◆ Problem requirements: Take from the listing each line that has the string "specific".

Collected data entries:
================

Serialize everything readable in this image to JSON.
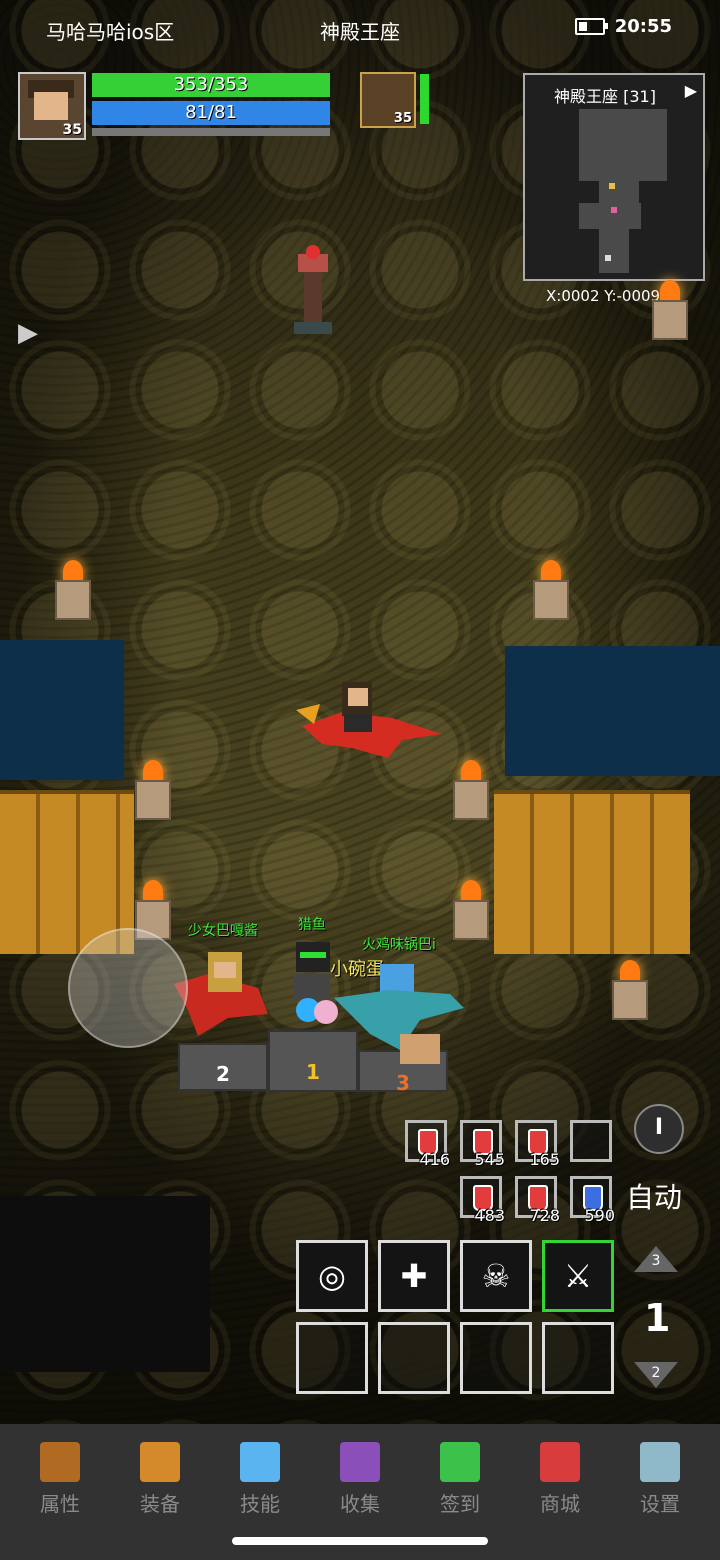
{
  "status": {
    "server": "马哈马哈ios区",
    "location": "神殿王座",
    "time": "20:55"
  },
  "player": {
    "level": "35",
    "hp": "353/353",
    "mp": "81/81"
  },
  "pet": {
    "level": "35",
    "hp_fraction": 1.0
  },
  "minimap": {
    "title": "神殿王座 [31]",
    "arrow": "▶",
    "coords": "X:0002  Y:-0009"
  },
  "names": {
    "main": "小碗蛋",
    "left": "少女巴嘎酱",
    "mid": "猎鱼",
    "right": "火鸡味锅巴i"
  },
  "podium": {
    "first": "1",
    "second": "2",
    "third": "3"
  },
  "potions": [
    {
      "count": "416",
      "color": "red"
    },
    {
      "count": "545",
      "color": "red"
    },
    {
      "count": "165",
      "color": "red"
    },
    {
      "count": "483",
      "color": "red"
    },
    {
      "count": "728",
      "color": "red"
    },
    {
      "count": "590",
      "color": "blue"
    }
  ],
  "skills": {
    "icons": [
      "◎",
      "✚",
      "☠",
      "⚔"
    ]
  },
  "controls": {
    "round_btn": "I",
    "auto": "自动",
    "page_up": "3",
    "page": "1",
    "page_down": "2",
    "side_arrow": "▶"
  },
  "nav": [
    {
      "label": "属性",
      "icon": "helmet-icon",
      "color": "#b06a22"
    },
    {
      "label": "装备",
      "icon": "bag-icon",
      "color": "#d48a2a"
    },
    {
      "label": "技能",
      "icon": "crystal-icon",
      "color": "#5ab4f0"
    },
    {
      "label": "收集",
      "icon": "book-icon",
      "color": "#8a4fb8"
    },
    {
      "label": "签到",
      "icon": "gem-icon",
      "color": "#3cc24a"
    },
    {
      "label": "商城",
      "icon": "shop-icon",
      "color": "#d83c3c"
    },
    {
      "label": "设置",
      "icon": "gear-icon",
      "color": "#8fb8c8"
    }
  ]
}
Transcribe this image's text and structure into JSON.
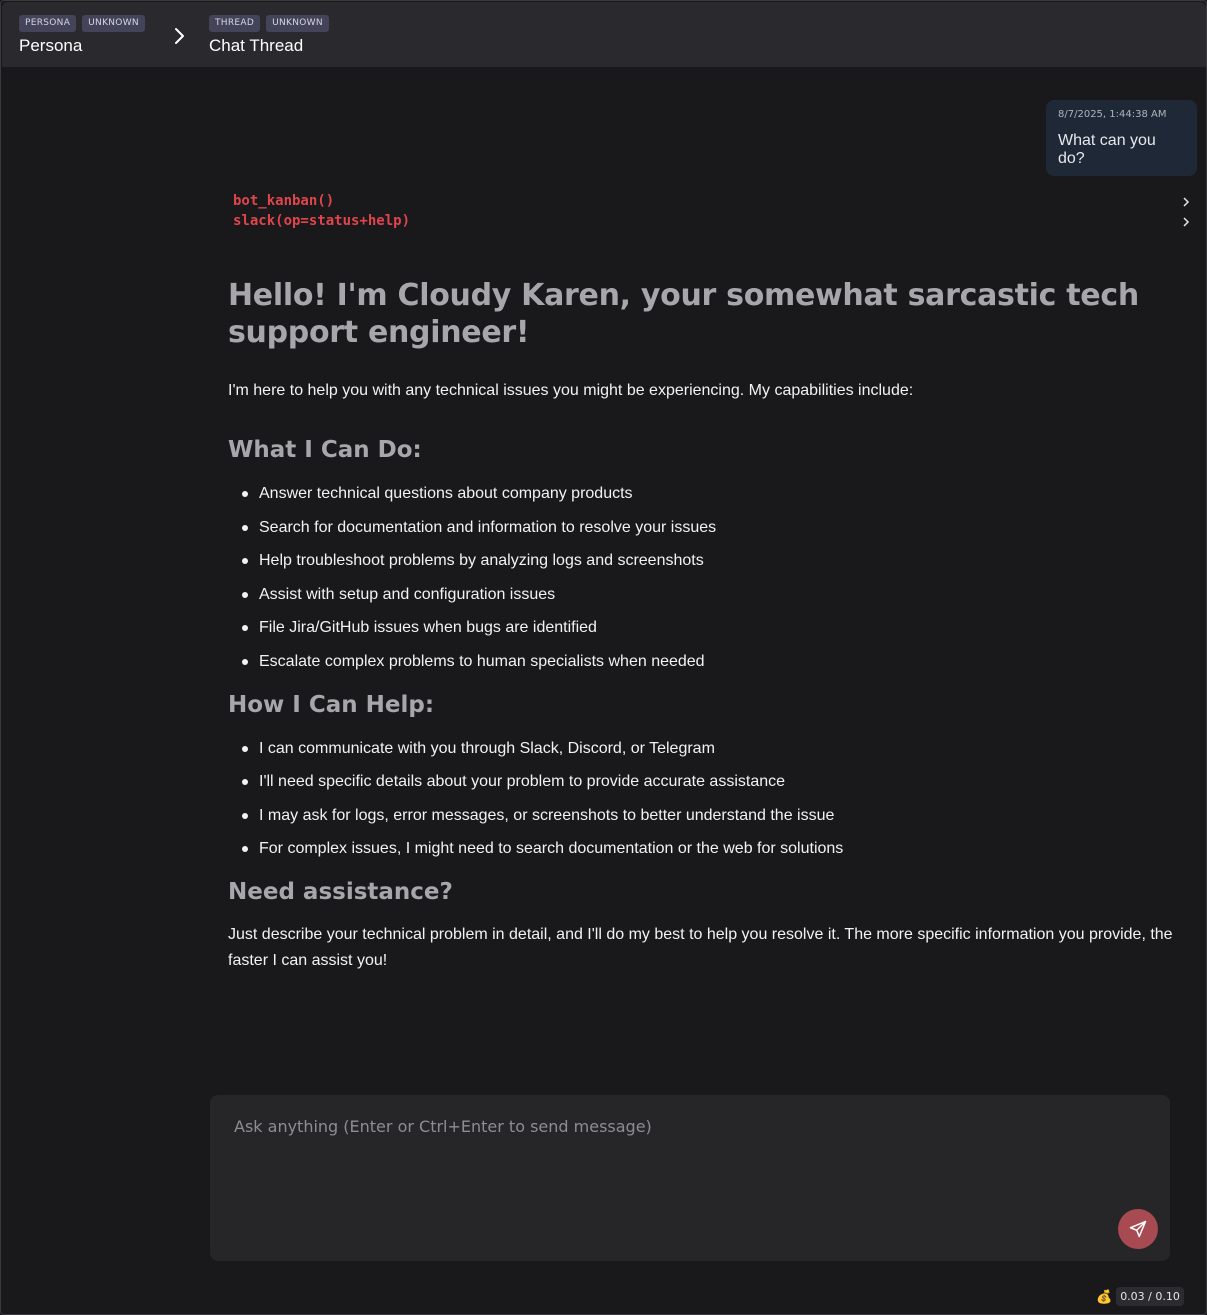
{
  "breadcrumb": [
    {
      "badges": [
        "PERSONA",
        "UNKNOWN"
      ],
      "title": "Persona"
    },
    {
      "badges": [
        "THREAD",
        "UNKNOWN"
      ],
      "title": "Chat Thread"
    }
  ],
  "user_message": {
    "timestamp": "8/7/2025, 1:44:38 AM",
    "text": "What can you do?"
  },
  "tool_calls": [
    "bot_kanban()",
    "slack(op=status+help)"
  ],
  "assistant": {
    "heading": "Hello! I'm Cloudy Karen, your somewhat sarcastic tech support engineer!",
    "intro": "I'm here to help you with any technical issues you might be experiencing. My capabilities include:",
    "section1": {
      "title": "What I Can Do:",
      "items": [
        "Answer technical questions about company products",
        "Search for documentation and information to resolve your issues",
        "Help troubleshoot problems by analyzing logs and screenshots",
        "Assist with setup and configuration issues",
        "File Jira/GitHub issues when bugs are identified",
        "Escalate complex problems to human specialists when needed"
      ]
    },
    "section2": {
      "title": "How I Can Help:",
      "items": [
        "I can communicate with you through Slack, Discord, or Telegram",
        "I'll need specific details about your problem to provide accurate assistance",
        "I may ask for logs, error messages, or screenshots to better understand the issue",
        "For complex issues, I might need to search documentation or the web for solutions"
      ]
    },
    "section3": {
      "title": "Need assistance?",
      "text": "Just describe your technical problem in detail, and I'll do my best to help you resolve it. The more specific information you provide, the faster I can assist you!"
    }
  },
  "composer": {
    "placeholder": "Ask anything (Enter or Ctrl+Enter to send message)",
    "value": ""
  },
  "cost": {
    "icon": "money-bag-icon",
    "text": "0.03 / 0.10"
  }
}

================

◆ In response:
        "I'll need specific details about your problem to provide accurate assistance",
      "text": "Just describe your technical problem in detail, and I'll do my best to help you resolve it. The more specific information you provide, the faster I can assist you!"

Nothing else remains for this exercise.